### INFORMATION SHOWN
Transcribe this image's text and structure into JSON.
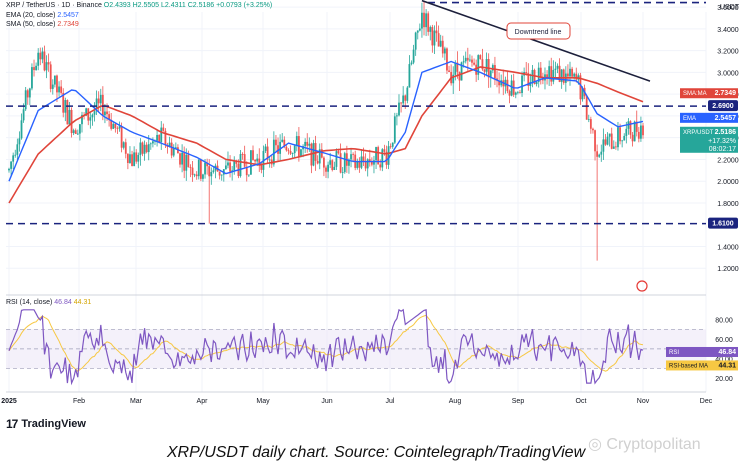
{
  "header": {
    "line1": "XRP / TetherUS · 1D · Binance",
    "ohlc": "O2.4393  H2.5505  L2.4311  C2.5186  +0.0793 (+3.25%)",
    "ema_label": "EMA (20, close)",
    "ema_value": "2.5457",
    "sma_label": "SMA (50, close)",
    "sma_value": "2.7349"
  },
  "currency": "USDT",
  "annotations": {
    "downtrend": "Downtrend line",
    "level_upper": "2.6900",
    "level_lower": "1.6100"
  },
  "price_tags": {
    "sma": {
      "label": "SMA:MA",
      "value": "2.7349",
      "color": "#e0453a"
    },
    "level": {
      "label": "",
      "value": "2.6900",
      "color": "#1a2a8c"
    },
    "ema": {
      "label": "EMA",
      "value": "2.5457",
      "color": "#2962ff"
    },
    "price": {
      "label": "XRP/USDT",
      "value": "2.5186",
      "change": "+17.32%",
      "timer": "08:02:17",
      "color": "#26a69a"
    }
  },
  "rsi": {
    "label": "RSI (14, close)",
    "value": "46.84",
    "ma_value": "44.31",
    "tag_rsi": "RSI",
    "tag_ma": "RSI-based MA"
  },
  "footer": {
    "brand": "TradingView",
    "caption": "XRP/USDT daily chart. Source: Cointelegraph/TradingView",
    "watermark": "Cryptopolitan"
  },
  "colors": {
    "up": "#26a69a",
    "down": "#ef5350",
    "ema": "#2962ff",
    "sma": "#e0453a",
    "level": "#1a237e",
    "rsi": "#7e57c2",
    "rsi_ma": "#f7c843"
  },
  "chart_data": {
    "type": "line",
    "title": "XRP / TetherUS · 1D · Binance",
    "ylim": [
      1.0,
      3.6
    ],
    "y_ticks": [
      "3.6000",
      "3.4000",
      "3.2000",
      "3.0000",
      "2.8000",
      "2.6000",
      "2.4000",
      "2.2000",
      "2.0000",
      "1.8000",
      "1.4000",
      "1.2000"
    ],
    "x_ticks": [
      "2025",
      "Feb",
      "Mar",
      "Apr",
      "May",
      "Jun",
      "Jul",
      "Aug",
      "Sep",
      "Oct",
      "Nov",
      "Dec"
    ],
    "rsi_ticks": [
      "80.00",
      "60.00",
      "40.00",
      "20.00"
    ],
    "horizontal_levels": [
      2.69,
      1.61
    ],
    "trendline": {
      "from": [
        "Jul 18",
        3.66
      ],
      "to": [
        "Nov 3",
        2.92
      ]
    },
    "series": [
      {
        "name": "XRP/USDT close",
        "x": [
          "Jan 1",
          "Jan 15",
          "Feb 1",
          "Feb 15",
          "Mar 1",
          "Mar 15",
          "Apr 1",
          "Apr 15",
          "May 1",
          "May 15",
          "Jun 1",
          "Jun 15",
          "Jul 1",
          "Jul 10",
          "Jul 18",
          "Aug 1",
          "Aug 15",
          "Sep 1",
          "Sep 15",
          "Oct 1",
          "Oct 10",
          "Oct 20",
          "Nov 1"
        ],
        "values": [
          2.1,
          3.2,
          2.5,
          2.7,
          2.2,
          2.4,
          2.1,
          2.1,
          2.2,
          2.35,
          2.2,
          2.15,
          2.25,
          2.8,
          3.55,
          3.0,
          3.1,
          2.85,
          3.05,
          2.9,
          2.3,
          2.4,
          2.52
        ]
      },
      {
        "name": "EMA (20, close)",
        "x": [
          "Jan 1",
          "Jan 15",
          "Feb 1",
          "Feb 15",
          "Mar 1",
          "Mar 15",
          "Apr 1",
          "Apr 15",
          "May 1",
          "May 15",
          "Jun 1",
          "Jun 15",
          "Jul 1",
          "Jul 10",
          "Jul 18",
          "Aug 1",
          "Aug 15",
          "Sep 1",
          "Sep 15",
          "Oct 1",
          "Oct 10",
          "Oct 20",
          "Nov 1"
        ],
        "values": [
          2.0,
          2.65,
          2.85,
          2.6,
          2.45,
          2.35,
          2.22,
          2.07,
          2.16,
          2.35,
          2.26,
          2.18,
          2.18,
          2.45,
          3.0,
          3.1,
          3.0,
          2.85,
          2.95,
          2.92,
          2.62,
          2.5,
          2.55
        ]
      },
      {
        "name": "SMA (50, close)",
        "x": [
          "Jan 1",
          "Jan 15",
          "Feb 1",
          "Feb 15",
          "Mar 1",
          "Mar 15",
          "Apr 1",
          "Apr 15",
          "May 1",
          "May 15",
          "Jun 1",
          "Jun 15",
          "Jul 1",
          "Jul 10",
          "Jul 18",
          "Aug 1",
          "Aug 15",
          "Sep 1",
          "Sep 15",
          "Oct 1",
          "Oct 10",
          "Oct 20",
          "Nov 1"
        ],
        "values": [
          1.8,
          2.25,
          2.55,
          2.7,
          2.6,
          2.45,
          2.35,
          2.2,
          2.15,
          2.2,
          2.28,
          2.3,
          2.25,
          2.3,
          2.6,
          2.95,
          3.05,
          3.0,
          2.95,
          2.95,
          2.9,
          2.82,
          2.73
        ]
      }
    ]
  }
}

### WRITTEN PROBLEM
Give back each entry exactly as it appears, with no pictures.

### TASK RESPONSE
Transcribe this image's text and structure into JSON.
{
  "header": {
    "line1": "XRP / TetherUS · 1D · Binance",
    "ohlc": "O2.4393  H2.5505  L2.4311  C2.5186  +0.0793 (+3.25%)",
    "ema_label": "EMA (20, close)",
    "ema_value": "2.5457",
    "sma_label": "SMA (50, close)",
    "sma_value": "2.7349"
  },
  "currency": "USDT",
  "annotations": {
    "downtrend": "Downtrend line",
    "level_upper": "2.6900",
    "level_lower": "1.6100"
  },
  "price_tags": {
    "sma": {
      "label": "SMA:MA",
      "value": "2.7349",
      "color": "#e0453a"
    },
    "level": {
      "label": "",
      "value": "2.6900",
      "color": "#1a2a8c"
    },
    "ema": {
      "label": "EMA",
      "value": "2.5457",
      "color": "#2962ff"
    },
    "price": {
      "label": "XRP/USDT",
      "value": "2.5186",
      "change": "+17.32%",
      "timer": "08:02:17",
      "color": "#26a69a"
    }
  },
  "rsi": {
    "label": "RSI (14, close)",
    "value": "46.84",
    "ma_value": "44.31",
    "tag_rsi": "RSI",
    "tag_ma": "RSI-based MA"
  },
  "footer": {
    "brand": "TradingView",
    "caption": "XRP/USDT daily chart. Source: Cointelegraph/TradingView",
    "watermark": "Cryptopolitan"
  },
  "colors": {
    "up": "#26a69a",
    "down": "#ef5350",
    "ema": "#2962ff",
    "sma": "#e0453a",
    "level": "#1a237e",
    "rsi": "#7e57c2",
    "rsi_ma": "#f7c843"
  },
  "chart_data": {
    "type": "line",
    "title": "XRP / TetherUS · 1D · Binance",
    "ylim": [
      1.0,
      3.6
    ],
    "y_ticks": [
      "3.6000",
      "3.4000",
      "3.2000",
      "3.0000",
      "2.8000",
      "2.6000",
      "2.4000",
      "2.2000",
      "2.0000",
      "1.8000",
      "1.4000",
      "1.2000"
    ],
    "x_ticks": [
      "2025",
      "Feb",
      "Mar",
      "Apr",
      "May",
      "Jun",
      "Jul",
      "Aug",
      "Sep",
      "Oct",
      "Nov",
      "Dec"
    ],
    "rsi_ticks": [
      "80.00",
      "60.00",
      "40.00",
      "20.00"
    ],
    "horizontal_levels": [
      2.69,
      1.61
    ],
    "trendline": {
      "from": [
        "Jul 18",
        3.66
      ],
      "to": [
        "Nov 3",
        2.92
      ]
    },
    "series": [
      {
        "name": "XRP/USDT close",
        "x": [
          "Jan 1",
          "Jan 15",
          "Feb 1",
          "Feb 15",
          "Mar 1",
          "Mar 15",
          "Apr 1",
          "Apr 15",
          "May 1",
          "May 15",
          "Jun 1",
          "Jun 15",
          "Jul 1",
          "Jul 10",
          "Jul 18",
          "Aug 1",
          "Aug 15",
          "Sep 1",
          "Sep 15",
          "Oct 1",
          "Oct 10",
          "Oct 20",
          "Nov 1"
        ],
        "values": [
          2.1,
          3.2,
          2.5,
          2.7,
          2.2,
          2.4,
          2.1,
          2.1,
          2.2,
          2.35,
          2.2,
          2.15,
          2.25,
          2.8,
          3.55,
          3.0,
          3.1,
          2.85,
          3.05,
          2.9,
          2.3,
          2.4,
          2.52
        ]
      },
      {
        "name": "EMA (20, close)",
        "x": [
          "Jan 1",
          "Jan 15",
          "Feb 1",
          "Feb 15",
          "Mar 1",
          "Mar 15",
          "Apr 1",
          "Apr 15",
          "May 1",
          "May 15",
          "Jun 1",
          "Jun 15",
          "Jul 1",
          "Jul 10",
          "Jul 18",
          "Aug 1",
          "Aug 15",
          "Sep 1",
          "Sep 15",
          "Oct 1",
          "Oct 10",
          "Oct 20",
          "Nov 1"
        ],
        "values": [
          2.0,
          2.65,
          2.85,
          2.6,
          2.45,
          2.35,
          2.22,
          2.07,
          2.16,
          2.35,
          2.26,
          2.18,
          2.18,
          2.45,
          3.0,
          3.1,
          3.0,
          2.85,
          2.95,
          2.92,
          2.62,
          2.5,
          2.55
        ]
      },
      {
        "name": "SMA (50, close)",
        "x": [
          "Jan 1",
          "Jan 15",
          "Feb 1",
          "Feb 15",
          "Mar 1",
          "Mar 15",
          "Apr 1",
          "Apr 15",
          "May 1",
          "May 15",
          "Jun 1",
          "Jun 15",
          "Jul 1",
          "Jul 10",
          "Jul 18",
          "Aug 1",
          "Aug 15",
          "Sep 1",
          "Sep 15",
          "Oct 1",
          "Oct 10",
          "Oct 20",
          "Nov 1"
        ],
        "values": [
          1.8,
          2.25,
          2.55,
          2.7,
          2.6,
          2.45,
          2.35,
          2.2,
          2.15,
          2.2,
          2.28,
          2.3,
          2.25,
          2.3,
          2.6,
          2.95,
          3.05,
          3.0,
          2.95,
          2.95,
          2.9,
          2.82,
          2.73
        ]
      }
    ]
  }
}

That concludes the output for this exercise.